*Objective:* Please update the listing from its first line up to and including the line with "setting-default[interactable]: DEFAULT (25, 215, 345, 237)", replacing "OSD LANGUAGE" with "MENU LANGUAGE" and leaving everything else unchanged.

☆ ☆ ☆ ☆ ☆

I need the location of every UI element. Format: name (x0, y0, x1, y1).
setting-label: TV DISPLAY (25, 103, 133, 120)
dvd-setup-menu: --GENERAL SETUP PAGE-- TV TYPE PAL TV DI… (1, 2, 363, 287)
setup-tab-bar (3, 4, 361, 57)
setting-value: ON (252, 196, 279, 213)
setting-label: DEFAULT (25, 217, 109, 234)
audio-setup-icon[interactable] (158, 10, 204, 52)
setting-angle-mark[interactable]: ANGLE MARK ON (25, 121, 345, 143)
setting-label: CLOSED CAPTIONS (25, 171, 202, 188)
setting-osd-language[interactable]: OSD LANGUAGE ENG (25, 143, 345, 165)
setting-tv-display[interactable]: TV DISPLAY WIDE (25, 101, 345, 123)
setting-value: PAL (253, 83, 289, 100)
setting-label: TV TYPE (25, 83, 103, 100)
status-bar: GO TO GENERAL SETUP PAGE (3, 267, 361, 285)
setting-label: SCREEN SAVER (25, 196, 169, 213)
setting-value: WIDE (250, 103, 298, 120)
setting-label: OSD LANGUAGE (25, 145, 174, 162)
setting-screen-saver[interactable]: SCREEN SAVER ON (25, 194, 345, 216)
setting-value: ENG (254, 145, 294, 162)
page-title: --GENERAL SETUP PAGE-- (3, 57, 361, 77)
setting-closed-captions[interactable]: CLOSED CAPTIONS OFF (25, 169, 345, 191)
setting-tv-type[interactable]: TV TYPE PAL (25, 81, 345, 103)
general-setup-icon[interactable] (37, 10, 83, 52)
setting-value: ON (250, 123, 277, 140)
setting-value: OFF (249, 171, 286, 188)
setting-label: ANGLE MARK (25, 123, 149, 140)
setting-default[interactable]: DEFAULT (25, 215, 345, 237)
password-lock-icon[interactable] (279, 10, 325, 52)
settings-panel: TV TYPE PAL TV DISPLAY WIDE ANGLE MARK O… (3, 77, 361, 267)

☆ ☆ ☆ ☆ ☆

*Response for this exercise:*
I need the location of every UI element. Format: name (x0, y0, x1, y1).
setting-label: TV DISPLAY (25, 103, 133, 120)
dvd-setup-menu: --GENERAL SETUP PAGE-- TV TYPE PAL TV DI… (1, 2, 363, 287)
setup-tab-bar (3, 4, 361, 57)
setting-value: ON (252, 196, 279, 213)
setting-label: DEFAULT (25, 217, 109, 234)
audio-setup-icon[interactable] (158, 10, 204, 52)
setting-angle-mark[interactable]: ANGLE MARK ON (25, 121, 345, 143)
setting-label: CLOSED CAPTIONS (25, 171, 202, 188)
setting-osd-language[interactable]: MENU LANGUAGE ENG (25, 143, 345, 165)
setting-tv-display[interactable]: TV DISPLAY WIDE (25, 101, 345, 123)
setting-value: PAL (253, 83, 289, 100)
setting-label: TV TYPE (25, 83, 103, 100)
status-bar: GO TO GENERAL SETUP PAGE (3, 267, 361, 285)
setting-label: SCREEN SAVER (25, 196, 169, 213)
setting-value: WIDE (250, 103, 298, 120)
setting-label: MENU LANGUAGE (25, 145, 174, 162)
setting-screen-saver[interactable]: SCREEN SAVER ON (25, 194, 345, 216)
setting-value: ENG (254, 145, 294, 162)
page-title: --GENERAL SETUP PAGE-- (3, 57, 361, 77)
setting-closed-captions[interactable]: CLOSED CAPTIONS OFF (25, 169, 345, 191)
setting-tv-type[interactable]: TV TYPE PAL (25, 81, 345, 103)
general-setup-icon[interactable] (37, 10, 83, 52)
setting-value: ON (250, 123, 277, 140)
setting-value: OFF (249, 171, 286, 188)
setting-label: ANGLE MARK (25, 123, 149, 140)
setting-default[interactable]: DEFAULT (25, 215, 345, 237)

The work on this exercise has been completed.